Exercise tasks:
1 - Summarize the text on blockchain storage in two sentences.
2 - Extend the text on blockchain storage, picking up after its final sentence.
*** Given text ***
Storage

For any process in which you want to regularly access data, you must first sort out the issue of where and how to store the data. Storage is a particularly important aspect of services that rely upon data to validate new information. The conventional internet framework is based on the paradigm of centralization. Information is recorded on a server so users can request and retrieve data from any part of the world at any given time. The main drawbacks associated to centralized storage are:

  • having a single point of failure;
  • privileged data is widely exposed;
  • censorship can restrict the data scope and
  • poor data management, especially before data privacy regulations.

Decentralized storage resolves these issues. The concept behind decentralized storage is that information is distributed into several pieces and stored inside the nodes of a P2P network. The premiere example is blockchain. The nature of blockchain allows data to be stored in a decentralized manner, improving security and avoiding a single point of failure. Each connected node contributes to the storage and processing capabilities of the network.

Storage in Blockchain

Blocks

Blockchains are decentralized P2P networks that are composed of an immutable sequence of data structures called blocks. Transactional data originated in a blockchain is verified, ordered and bundled into blocks. Each block contains specific information that will be used to compose the blockchain immutable capability. A block will store data depending on its capacity, containing three main pieces: a generated unique hash value (obtained from solving the PoW puzzle) called Nonce, the previous block’s hash as well as the transactional data along with a timestamp. A block then will store thousands of the most recent transactions that have not been bundled yet into previous blocks.

Image

Figure 1: Block architecture

Some traditional blockchains, such as Bitcoin, fix the size of each block so that each transaction can be processed on time without impacting the network’s latency. In Tezos, the size of a block is variable, which doesn’t necessarily mean storage inefficiency, as only a single binary value that results from hashing a block will be stored. Despite a block being bigger in size, the input needed for baking or reading a block is only 32 bytes, avoiding latency issues across the rest of the network.

Nodes

Each node will maintain a complete copy of the blocks baked in chronological order, in order to verify whether these transactions are indeed valid, i.e. the senders have sufficient credit to be spent and thus, avoid a potential double-spending. Each time a block is created (baked), it will be appended at the end of the chain and this state will be distributed across all the network.

By storing the blockchain state, any data stored in a blockchain becomes traceable, transparent, verifiable and tamper-proof. Furthermore, it also aids in preventing malicious nodes from modifying the state of the data stored in the network.

Contracts

Nick Szabo proposed a concept for the programmable pieces of code that automatically complete an action when certain criteria are met: smart contracts. Contracts in Tezos are used to execute an action that allow peers to transfer or check balances between them.
*** Entries provided ***
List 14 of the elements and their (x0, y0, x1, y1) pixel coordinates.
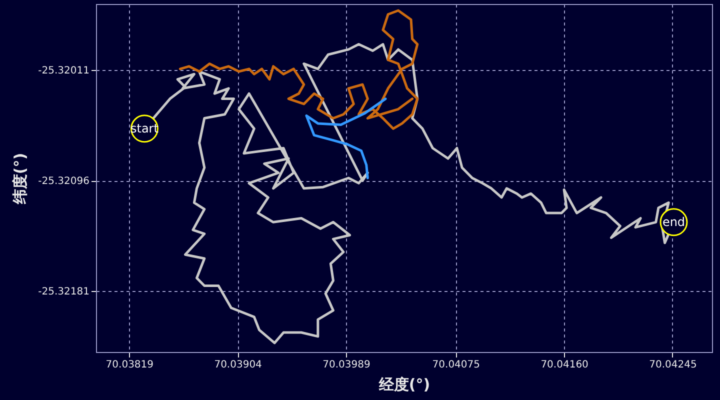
x-tick-label: 70.03989 (322, 360, 370, 370)
line-series (305, 98, 387, 180)
annotation: end (662, 215, 686, 230)
x-tick-label: 70.04075 (432, 360, 480, 370)
x-tick-label: 70.04160 (540, 360, 588, 370)
y-axis-title: 纬度(°) (11, 152, 30, 206)
y-tick-label: -25.32011 (38, 66, 90, 77)
line-series (178, 9, 419, 130)
x-tick-label: 70.03904 (214, 360, 262, 370)
y-tick-label: -25.32181 (38, 286, 90, 298)
x-tick-label: 70.03819 (106, 360, 154, 370)
x-axis-title: 经度(°) (378, 376, 430, 394)
y-tick-label: -25.32096 (38, 176, 90, 188)
x-tick-label: 70.04245 (649, 360, 697, 370)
***
Outputs for the tasks:
1 - Centralized storage keeps data on a server that users can reach from anywhere at any time, but it has drawbacks: a single point of failure, widely exposed privileged data, censorship, and poor data management. Decentralized storage such as blockchain resolves these issues by distributing data across the nodes of a P2P network, where transactional data is verified and bundled into blocks and each node keeps a complete chronological copy, making the stored data traceable, transparent, verifiable and tamper-proof.

2 -
A smart contract stores the token value along a piece of storage. When deploying a contract in Tezos or any blockchain, a gas limit and the storage value of the contract are specified at origin. Since the data contained in a contract needs to be distributed on every node, the size is somewhat limited in order to avoid massive transactions affecting the whole network. The storage cost in Tezos is currently 0.001 XTZ per allocated exceeded byte.

At the initial deployment, fees are paid for storage along with transaction fees paid to bakers for validating a transaction. Reading the content of a contract is free when connected to the network’s RPC protocol. Please note that invoking a contract will incur transaction fees when modifying the state of the contract. Smart contracts can be interacted with in two main manners: a contract is read when it doesn’t modify the storage state, however, if more storage is needed for new changes, additional XTZ will need to be burnt.

Where is data stored?

Blockchain interacts with pieces of information stored as binary data and distributed across all connected devices that may be found inside the network. However, it also has to process information coming from outside of the network. Depending where the data is stored, it is known as on-chain data or off-chain data.

How is data stored on-chain?

Storage in blockchain, like most of its characteristics, can defer from one network to another depending on the storage system, use cases and external processes among others.

As a result of baking (the block creation process in Tezos) a unique hash is created based on the exact data of a block or given an encryption key. The hash is added to both the ledger and the block metadata to link transactions. The network distributes the block to all connected nodes within the network and is placed inside their storages, although the content is still only accessible to the content owner. Finally, the storage system records all transaction details such as the block’s location and hash into the blockchain ledger and distributes information across all nodes.

Storing data on-chain comes with important drawbacks such as a fixed amount of data is limited by a protocol, significant costs related to transaction fees and extensive privacy measures.

First, storing an increased amount of data is costly and inefficient to retrieve, since most blockchains only allow the user to obtain the transactional hashes. On the other hand, if data is stored on a public blockchain like Tezos, the information will be available to every connected node.

How is data stored off-chain?

As previously mentioned, storing huge amount of data into a blockchain is not efficient. One of the most popular approaches when dealing with the huge size of the data is to store the hash of an entire piece of data, for example, storing the hash of an entire data frame. This process only requires the owner to keep an updated relational database where a relational ID is linked to a specific hash to keep a file control log at hash level. Among the most widely used techniques are P2P distributed file sharing systems such as the InterPlanetary File System (IPFS), Swarm or Arweave. However, the biggest fallback of these methods is that they aren’t reliable yet in terms of safeguarding sensitive or privileged information.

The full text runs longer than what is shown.